| DATASET RECORDS |

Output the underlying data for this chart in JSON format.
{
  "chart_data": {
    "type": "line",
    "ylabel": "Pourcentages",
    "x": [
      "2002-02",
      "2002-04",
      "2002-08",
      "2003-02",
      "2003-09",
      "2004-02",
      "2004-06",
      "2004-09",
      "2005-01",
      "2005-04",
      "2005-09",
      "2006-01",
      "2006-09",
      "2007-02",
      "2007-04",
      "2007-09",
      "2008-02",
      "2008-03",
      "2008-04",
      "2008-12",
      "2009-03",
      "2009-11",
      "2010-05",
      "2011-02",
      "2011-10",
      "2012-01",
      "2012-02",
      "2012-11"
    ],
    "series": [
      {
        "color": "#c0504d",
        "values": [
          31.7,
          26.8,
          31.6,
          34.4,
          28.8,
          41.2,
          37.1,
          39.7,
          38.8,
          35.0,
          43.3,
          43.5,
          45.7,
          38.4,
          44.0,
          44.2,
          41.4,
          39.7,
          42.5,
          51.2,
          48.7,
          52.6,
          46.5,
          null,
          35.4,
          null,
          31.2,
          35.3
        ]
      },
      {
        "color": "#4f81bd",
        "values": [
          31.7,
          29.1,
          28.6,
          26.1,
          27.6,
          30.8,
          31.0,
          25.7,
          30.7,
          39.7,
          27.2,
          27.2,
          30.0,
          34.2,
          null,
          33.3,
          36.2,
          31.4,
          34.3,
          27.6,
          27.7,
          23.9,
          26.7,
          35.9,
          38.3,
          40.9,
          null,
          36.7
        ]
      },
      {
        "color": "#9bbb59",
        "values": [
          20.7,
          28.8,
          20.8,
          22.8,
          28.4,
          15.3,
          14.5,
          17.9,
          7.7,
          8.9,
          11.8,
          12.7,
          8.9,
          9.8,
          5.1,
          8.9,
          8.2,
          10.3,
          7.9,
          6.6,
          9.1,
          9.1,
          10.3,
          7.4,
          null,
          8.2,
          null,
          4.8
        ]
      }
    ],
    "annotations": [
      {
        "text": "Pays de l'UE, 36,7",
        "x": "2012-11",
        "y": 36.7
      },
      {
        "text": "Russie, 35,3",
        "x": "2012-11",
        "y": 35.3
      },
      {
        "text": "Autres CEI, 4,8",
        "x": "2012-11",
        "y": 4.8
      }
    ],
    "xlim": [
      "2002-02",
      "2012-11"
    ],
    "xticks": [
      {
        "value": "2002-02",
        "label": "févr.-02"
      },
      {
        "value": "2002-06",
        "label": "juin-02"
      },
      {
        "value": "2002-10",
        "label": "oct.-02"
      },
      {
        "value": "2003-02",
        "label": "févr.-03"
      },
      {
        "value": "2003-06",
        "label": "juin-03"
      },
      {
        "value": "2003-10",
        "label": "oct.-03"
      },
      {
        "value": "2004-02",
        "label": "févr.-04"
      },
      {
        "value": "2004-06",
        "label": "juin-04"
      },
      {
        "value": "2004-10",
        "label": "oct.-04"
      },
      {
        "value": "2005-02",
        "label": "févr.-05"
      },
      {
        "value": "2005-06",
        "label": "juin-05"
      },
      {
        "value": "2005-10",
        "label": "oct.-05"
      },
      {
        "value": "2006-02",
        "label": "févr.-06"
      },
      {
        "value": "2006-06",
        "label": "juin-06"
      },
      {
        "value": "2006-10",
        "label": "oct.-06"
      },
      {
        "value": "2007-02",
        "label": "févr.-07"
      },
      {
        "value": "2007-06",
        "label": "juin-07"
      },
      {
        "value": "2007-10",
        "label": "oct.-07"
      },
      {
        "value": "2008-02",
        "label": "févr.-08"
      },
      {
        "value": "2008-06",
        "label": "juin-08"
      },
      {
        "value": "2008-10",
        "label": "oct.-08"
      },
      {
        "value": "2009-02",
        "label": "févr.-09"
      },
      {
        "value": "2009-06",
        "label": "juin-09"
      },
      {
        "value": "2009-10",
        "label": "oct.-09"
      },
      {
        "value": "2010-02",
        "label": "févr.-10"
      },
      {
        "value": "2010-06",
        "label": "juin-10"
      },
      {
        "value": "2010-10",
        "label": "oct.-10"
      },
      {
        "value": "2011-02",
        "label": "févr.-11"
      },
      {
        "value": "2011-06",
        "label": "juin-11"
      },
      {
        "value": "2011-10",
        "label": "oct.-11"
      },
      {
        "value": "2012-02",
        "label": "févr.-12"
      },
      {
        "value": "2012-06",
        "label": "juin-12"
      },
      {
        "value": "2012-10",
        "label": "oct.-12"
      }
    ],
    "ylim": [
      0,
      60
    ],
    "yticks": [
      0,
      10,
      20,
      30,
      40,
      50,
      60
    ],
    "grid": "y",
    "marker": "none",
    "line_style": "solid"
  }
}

| GIVEN REQUEST |
Say how many lines have the string "juin" in them, offering no words beyond the number.

| TASK OUTPUT |
11